▶ [Exercise prompt] Present the lines below as a Markdown table with two columns, Row and Line. Skip any blank lines and omit the pictures.

▶ [Supplied information]
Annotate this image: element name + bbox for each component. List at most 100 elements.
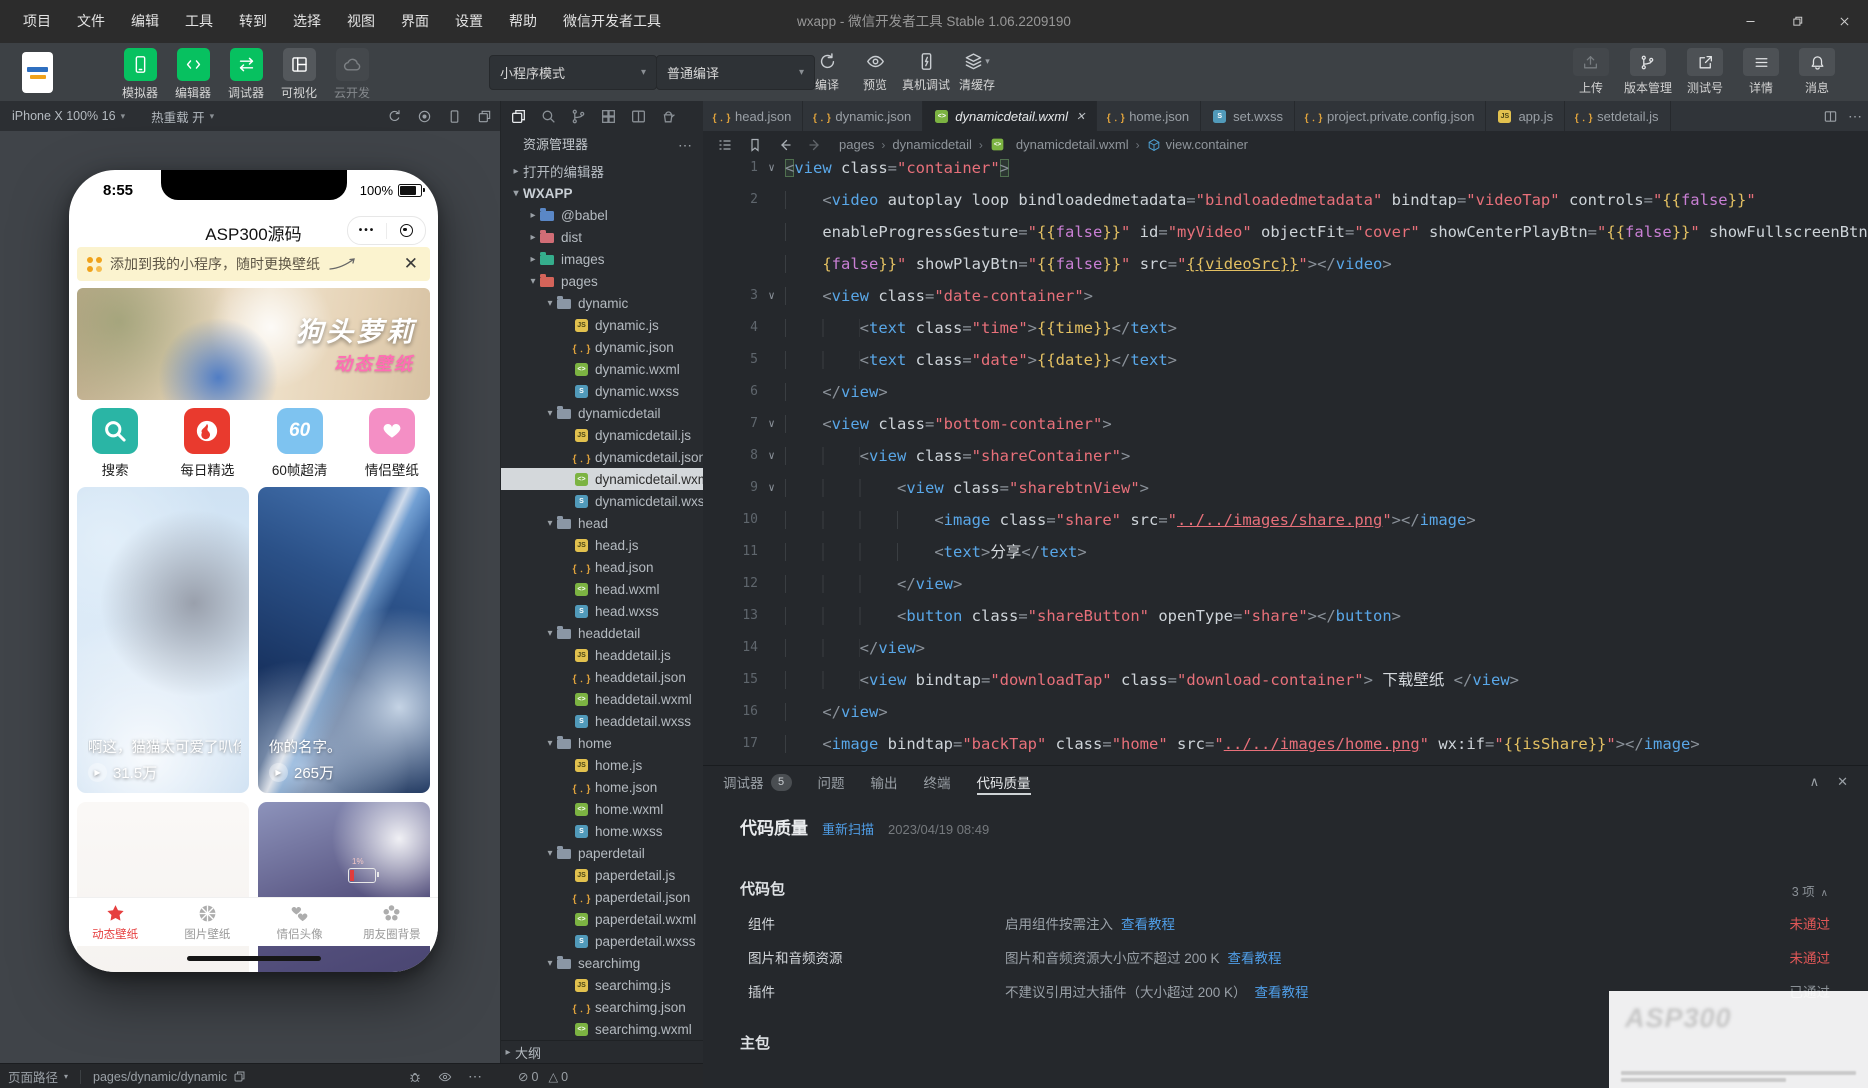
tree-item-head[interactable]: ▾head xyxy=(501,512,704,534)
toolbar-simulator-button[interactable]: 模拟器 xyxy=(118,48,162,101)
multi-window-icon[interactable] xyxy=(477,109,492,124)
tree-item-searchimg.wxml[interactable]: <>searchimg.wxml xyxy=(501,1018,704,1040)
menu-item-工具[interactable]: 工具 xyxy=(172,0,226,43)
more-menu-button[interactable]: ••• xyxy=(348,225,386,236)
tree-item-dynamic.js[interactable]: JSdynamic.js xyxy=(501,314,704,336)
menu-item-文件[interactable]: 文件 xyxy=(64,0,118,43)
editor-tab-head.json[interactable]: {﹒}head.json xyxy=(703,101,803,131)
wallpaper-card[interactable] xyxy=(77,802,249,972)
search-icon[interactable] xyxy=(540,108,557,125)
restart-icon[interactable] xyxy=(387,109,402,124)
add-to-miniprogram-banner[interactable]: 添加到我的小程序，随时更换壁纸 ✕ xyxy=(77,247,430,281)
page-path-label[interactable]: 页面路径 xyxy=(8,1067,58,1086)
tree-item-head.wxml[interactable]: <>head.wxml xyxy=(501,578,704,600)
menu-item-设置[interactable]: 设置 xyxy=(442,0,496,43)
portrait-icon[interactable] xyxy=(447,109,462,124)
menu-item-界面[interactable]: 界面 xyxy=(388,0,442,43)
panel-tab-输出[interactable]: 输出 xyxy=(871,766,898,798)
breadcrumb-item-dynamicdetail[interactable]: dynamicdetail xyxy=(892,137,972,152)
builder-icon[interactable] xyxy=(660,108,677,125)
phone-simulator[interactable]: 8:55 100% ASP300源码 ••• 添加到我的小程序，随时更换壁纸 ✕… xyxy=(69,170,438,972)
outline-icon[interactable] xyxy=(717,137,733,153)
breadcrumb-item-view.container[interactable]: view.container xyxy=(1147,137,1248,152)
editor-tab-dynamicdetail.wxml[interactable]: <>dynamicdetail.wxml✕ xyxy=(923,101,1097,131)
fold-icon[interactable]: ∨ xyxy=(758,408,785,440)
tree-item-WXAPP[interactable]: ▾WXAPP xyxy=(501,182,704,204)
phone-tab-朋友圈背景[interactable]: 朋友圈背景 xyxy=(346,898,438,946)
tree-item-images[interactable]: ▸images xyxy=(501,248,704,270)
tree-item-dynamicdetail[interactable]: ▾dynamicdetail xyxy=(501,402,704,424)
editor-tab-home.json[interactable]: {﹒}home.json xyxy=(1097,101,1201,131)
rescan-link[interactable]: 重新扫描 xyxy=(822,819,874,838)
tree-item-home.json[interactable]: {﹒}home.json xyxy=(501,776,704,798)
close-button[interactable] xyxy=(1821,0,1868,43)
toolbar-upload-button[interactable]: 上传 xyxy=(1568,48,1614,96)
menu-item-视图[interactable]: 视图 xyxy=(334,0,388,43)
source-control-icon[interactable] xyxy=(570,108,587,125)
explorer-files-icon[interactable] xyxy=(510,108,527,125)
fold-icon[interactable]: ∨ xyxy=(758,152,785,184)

▶ [Final result]
| Row | Line |
|---|---|
| 1 | Annotate this image: element name + bbox for each component. List at most 100 elements. |
| 2 | tree-item-head[interactable]: ▾head xyxy=(501,512,704,534) |
| 3 | toolbar-simulator-button[interactable]: 模拟器 xyxy=(118,48,162,101) |
| 4 | multi-window-icon[interactable] xyxy=(477,109,492,124) |
| 5 | tree-item-searchimg.wxml[interactable]: <>searchimg.wxml xyxy=(501,1018,704,1040) |
| 6 | menu-item-工具[interactable]: 工具 xyxy=(172,0,226,43) |
| 7 | more-menu-button[interactable]: ••• xyxy=(348,225,386,236) |
| 8 | tree-item-dynamic.js[interactable]: JSdynamic.js xyxy=(501,314,704,336) |
| 9 | menu-item-文件[interactable]: 文件 xyxy=(64,0,118,43) |
| 10 | editor-tab-head.json[interactable]: {﹒}head.json xyxy=(703,101,803,131) |
| 11 | wallpaper-card[interactable] xyxy=(77,802,249,972) |
| 12 | search-icon[interactable] xyxy=(540,108,557,125) |
| 13 | restart-icon[interactable] xyxy=(387,109,402,124) |
| 14 | add-to-miniprogram-banner[interactable]: 添加到我的小程序，随时更换壁纸 ✕ xyxy=(77,247,430,281) |
| 15 | page-path-label[interactable]: 页面路径 xyxy=(8,1067,58,1086) |
| 16 | tree-item-head.wxml[interactable]: <>head.wxml xyxy=(501,578,704,600) |
| 17 | menu-item-设置[interactable]: 设置 xyxy=(442,0,496,43) |
| 18 | portrait-icon[interactable] xyxy=(447,109,462,124) |
| 19 | menu-item-界面[interactable]: 界面 xyxy=(388,0,442,43) |
| 20 | panel-tab-输出[interactable]: 输出 xyxy=(871,766,898,798) |
| 21 | breadcrumb-item-dynamicdetail[interactable]: dynamicdetail xyxy=(892,137,972,152) |
| 22 | builder-icon[interactable] xyxy=(660,108,677,125) |
| 23 | phone-simulator[interactable]: 8:55 100% ASP300源码 ••• 添加到我的小程序，随时更换壁纸 ✕… xyxy=(69,170,438,972) |
| 24 | outline-icon[interactable] xyxy=(717,137,733,153) |
| 25 | breadcrumb-item-view.container[interactable]: view.container xyxy=(1147,137,1248,152) |
| 26 | editor-tab-dynamicdetail.wxml[interactable]: <>dynamicdetail.wxml✕ xyxy=(923,101,1097,131) |
| 27 | fold-icon[interactable]: ∨ xyxy=(758,408,785,440) |
| 28 | tree-item-WXAPP[interactable]: ▾WXAPP xyxy=(501,182,704,204) |
| 29 | phone-tab-朋友圈背景[interactable]: 朋友圈背景 xyxy=(346,898,438,946) |
| 30 | tree-item-images[interactable]: ▸images xyxy=(501,248,704,270) |
| 31 | tree-item-dynamicdetail[interactable]: ▾dynamicdetail xyxy=(501,402,704,424) |
| 32 | editor-tab-home.json[interactable]: {﹒}home.json xyxy=(1097,101,1201,131) |
| 33 | rescan-link[interactable]: 重新扫描 xyxy=(822,819,874,838) |
| 34 | tree-item-home.json[interactable]: {﹒}home.json xyxy=(501,776,704,798) |
| 35 | close-button[interactable] xyxy=(1821,0,1868,43) |
| 36 | toolbar-upload-button[interactable]: 上传 xyxy=(1568,48,1614,96) |
| 37 | menu-item-视图[interactable]: 视图 xyxy=(334,0,388,43) |
| 38 | source-control-icon[interactable] xyxy=(570,108,587,125) |
| 39 | explorer-files-icon[interactable] xyxy=(510,108,527,125) |
| 40 | fold-icon[interactable]: ∨ xyxy=(758,152,785,184) |